---------- GIVEN TEXT

The threat is if you don’t allow AI to evolve your thinking, leading and execution, you will be in a [job] function that will be replaced. However, if you use it, you will emerge out of that function and into a place of leadership.
— Josh Hotsenpiller

What is the threat?

A Goldman Sachs report projects that 300 million full-time jobs, 18% of work globally — and white-collar workers in particular — could be automated over the next decade, while the World Economic Forum contends that AI will create 97 million new jobs by 2025. One can be tossed between being wary or in wonder about AI, but perhaps one ideal approach to this technology, said Josh Hotsenpiller, a vocal AI adopter, is to collaborate with it and fact-check it, but don’t be dependent on it.

“The threat is if you don’t allow AI to evolve your thinking, leading and execution, you will be in a (job) function that will be replaced,” said Hotsenpiller, president of JUNO, a provider of on-demand digital platforms. “However, if you use it, you will emerge out of that function and into a place of leadership.” 

ChatGPT has won media attention for passing attorney bar and college entrance exams, but it also provided 100% incorrect answers when asked about U.S. tax policy by TaxBuzz, an online listing service and news portal for independent tax and accounting professionals. AI doesn’t so much understand words but uses algorithms to predict the words and phrases that logically follow the prompt and constantly refines its output. So, AI does generate factual errors, as it is not trained to distinguish true statements from false ones. 

“We as advisors need to be cautious about crossing lines into true tax and legal advice,” Krueger said. “ChatGPT could lead astray that advice and cause an advisor to be non-compliant. Personally, I think GPT can be a great tool for many applications; however, it cannot factor in the human emotions that come into play when advising clients.”

Advisors who are order takers and just plain mediocre will be replaced by AI. And advisors using AI will likely replace those who are not, Clairmont said. 

“Most clients don’t know what to ask for, and AI can’t just tell them what to do,” he explained. “That’s where an advisor is going to add value. It’s our ability to guide a person to do what they’re supposed to do and our ability to make sure they do it that makes the difference. AI can be a huge asset in that process.”

The skill set moving forward with AI, per Kestle, will be creative questioning more so than product knowledge. “How you ask really good questions is a skill set we advisors need to have anyway,” he said. “We need to sit with people and fact-find and get to know the context of what our clients are living in, so we can analyze and propose solutions to the problems they have. That’s an advantage for us moving forward.” 

Another advantage for Kestle’s office will be four-day workweeks next summer. “We’re more productive for a number of reasons, not just ChatGPT. We got more productive through the pandemic being able to work at home, having digital filing and phone systems, and AI supporting us for our language needs. We can get a lot done in a short period of time, so why not share that and have a healthy business by having more family time for everybody?” he said.

--------------------
---------- RECORDED DATA

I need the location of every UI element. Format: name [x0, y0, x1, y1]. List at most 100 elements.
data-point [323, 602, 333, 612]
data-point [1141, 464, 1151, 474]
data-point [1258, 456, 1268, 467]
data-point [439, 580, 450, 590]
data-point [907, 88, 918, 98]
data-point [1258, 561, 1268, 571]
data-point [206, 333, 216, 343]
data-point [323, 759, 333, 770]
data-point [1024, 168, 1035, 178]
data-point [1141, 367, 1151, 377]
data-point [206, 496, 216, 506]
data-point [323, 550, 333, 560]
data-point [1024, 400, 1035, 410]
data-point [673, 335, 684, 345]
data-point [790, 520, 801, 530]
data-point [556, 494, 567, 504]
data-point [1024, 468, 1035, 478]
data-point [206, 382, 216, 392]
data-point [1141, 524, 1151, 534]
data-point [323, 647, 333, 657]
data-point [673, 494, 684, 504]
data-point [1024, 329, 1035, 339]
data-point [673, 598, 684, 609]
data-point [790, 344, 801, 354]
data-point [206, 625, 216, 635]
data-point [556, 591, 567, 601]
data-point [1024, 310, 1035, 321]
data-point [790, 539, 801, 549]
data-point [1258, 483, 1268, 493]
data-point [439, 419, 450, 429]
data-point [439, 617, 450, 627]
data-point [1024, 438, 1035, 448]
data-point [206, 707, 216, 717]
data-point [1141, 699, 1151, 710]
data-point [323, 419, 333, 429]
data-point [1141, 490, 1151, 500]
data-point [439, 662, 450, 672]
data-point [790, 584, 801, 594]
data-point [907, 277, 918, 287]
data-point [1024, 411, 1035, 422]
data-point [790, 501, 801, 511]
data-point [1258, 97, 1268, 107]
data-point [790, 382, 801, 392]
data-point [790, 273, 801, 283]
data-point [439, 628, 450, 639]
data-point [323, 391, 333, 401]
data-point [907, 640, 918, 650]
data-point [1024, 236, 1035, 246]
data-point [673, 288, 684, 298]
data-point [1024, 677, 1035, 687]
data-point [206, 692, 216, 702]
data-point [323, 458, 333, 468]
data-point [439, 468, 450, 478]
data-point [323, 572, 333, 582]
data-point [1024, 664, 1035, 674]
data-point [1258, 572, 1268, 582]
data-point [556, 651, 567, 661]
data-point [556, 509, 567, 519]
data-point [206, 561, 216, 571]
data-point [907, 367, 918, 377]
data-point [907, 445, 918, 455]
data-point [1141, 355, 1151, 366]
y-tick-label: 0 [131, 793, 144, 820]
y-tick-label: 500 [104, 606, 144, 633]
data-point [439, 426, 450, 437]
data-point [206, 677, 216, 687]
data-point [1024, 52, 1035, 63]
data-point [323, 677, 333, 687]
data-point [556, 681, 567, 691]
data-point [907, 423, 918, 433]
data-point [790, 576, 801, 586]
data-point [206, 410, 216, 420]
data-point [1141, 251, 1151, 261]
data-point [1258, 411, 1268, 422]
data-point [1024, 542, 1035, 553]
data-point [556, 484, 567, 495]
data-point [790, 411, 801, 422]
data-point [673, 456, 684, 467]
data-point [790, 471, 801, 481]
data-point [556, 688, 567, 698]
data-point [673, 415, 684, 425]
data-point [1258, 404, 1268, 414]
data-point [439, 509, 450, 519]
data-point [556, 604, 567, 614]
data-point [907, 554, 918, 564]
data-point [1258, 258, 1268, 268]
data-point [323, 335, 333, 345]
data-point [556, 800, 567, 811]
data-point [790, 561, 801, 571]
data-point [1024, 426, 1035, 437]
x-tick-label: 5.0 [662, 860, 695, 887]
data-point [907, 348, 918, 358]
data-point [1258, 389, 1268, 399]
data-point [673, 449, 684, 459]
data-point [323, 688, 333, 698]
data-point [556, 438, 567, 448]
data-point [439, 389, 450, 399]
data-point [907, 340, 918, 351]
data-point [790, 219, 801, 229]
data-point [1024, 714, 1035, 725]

--------------------

TASK GOAL:
Update the AI and financial advisors text: write out again the part that starts with "A Goldman Sachs" and ends with "dependent on it.", putting "double-check it" in place of "fact-check it".

SOLUTION FOR THIS EXERCISE:
A Goldman Sachs report projects that 300 million full-time jobs, 18% of work globally — and white-collar workers in particular — could be automated over the next decade, while the World Economic Forum contends that AI will create 97 million new jobs by 2025. One can be tossed between being wary or in wonder about AI, but perhaps one ideal approach to this technology, said Josh Hotsenpiller, a vocal AI adopter, is to collaborate with it and double-check it, but don’t be dependent on it.